Supplied data.
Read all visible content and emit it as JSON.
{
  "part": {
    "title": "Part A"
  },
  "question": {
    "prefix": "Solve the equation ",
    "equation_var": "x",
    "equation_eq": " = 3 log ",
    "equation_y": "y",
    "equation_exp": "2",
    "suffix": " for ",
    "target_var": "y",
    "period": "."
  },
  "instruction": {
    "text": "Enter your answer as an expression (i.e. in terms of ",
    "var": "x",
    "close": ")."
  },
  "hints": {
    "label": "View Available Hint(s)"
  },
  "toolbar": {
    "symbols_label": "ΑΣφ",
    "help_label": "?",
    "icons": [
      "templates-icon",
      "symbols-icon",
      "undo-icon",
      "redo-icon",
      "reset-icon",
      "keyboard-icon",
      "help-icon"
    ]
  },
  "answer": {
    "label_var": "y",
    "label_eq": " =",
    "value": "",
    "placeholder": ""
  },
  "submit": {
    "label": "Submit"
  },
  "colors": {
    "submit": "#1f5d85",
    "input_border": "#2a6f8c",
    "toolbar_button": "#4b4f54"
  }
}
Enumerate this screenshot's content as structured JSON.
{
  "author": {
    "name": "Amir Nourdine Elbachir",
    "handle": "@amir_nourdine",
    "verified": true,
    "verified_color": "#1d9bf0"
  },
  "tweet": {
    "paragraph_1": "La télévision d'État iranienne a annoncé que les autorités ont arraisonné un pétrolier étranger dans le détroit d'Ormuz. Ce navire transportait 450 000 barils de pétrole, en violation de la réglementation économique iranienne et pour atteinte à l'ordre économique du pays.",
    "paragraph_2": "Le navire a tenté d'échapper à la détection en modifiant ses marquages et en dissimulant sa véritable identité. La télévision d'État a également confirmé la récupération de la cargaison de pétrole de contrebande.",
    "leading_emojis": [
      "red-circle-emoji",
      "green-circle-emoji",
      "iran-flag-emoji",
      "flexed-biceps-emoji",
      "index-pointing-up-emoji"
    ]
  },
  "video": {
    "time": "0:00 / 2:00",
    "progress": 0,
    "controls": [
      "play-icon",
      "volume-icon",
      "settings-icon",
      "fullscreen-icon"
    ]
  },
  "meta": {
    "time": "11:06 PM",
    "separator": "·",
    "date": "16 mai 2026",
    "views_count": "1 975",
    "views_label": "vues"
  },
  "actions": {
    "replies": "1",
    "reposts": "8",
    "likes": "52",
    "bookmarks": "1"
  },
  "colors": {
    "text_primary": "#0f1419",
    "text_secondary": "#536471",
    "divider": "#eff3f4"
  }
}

Problem. Extract every line above that contains the word "pétrole".

Written answer.
    "paragraph_1": "La télévision d'État iranienne a annoncé que les autorités ont arraisonné un pétrolier étranger dans le détroit d'Ormuz. Ce navire transportait 450 000 barils de pétrole, en violation de la réglementation économique iranienne et pour atteinte à l'ordre économique du pays.",
    "paragraph_2": "Le navire a tenté d'échapper à la détection en modifiant ses marquages et en dissimulant sa véritable identité. La télévision d'État a également confirmé la récupération de la cargaison de pétrole de contrebande.",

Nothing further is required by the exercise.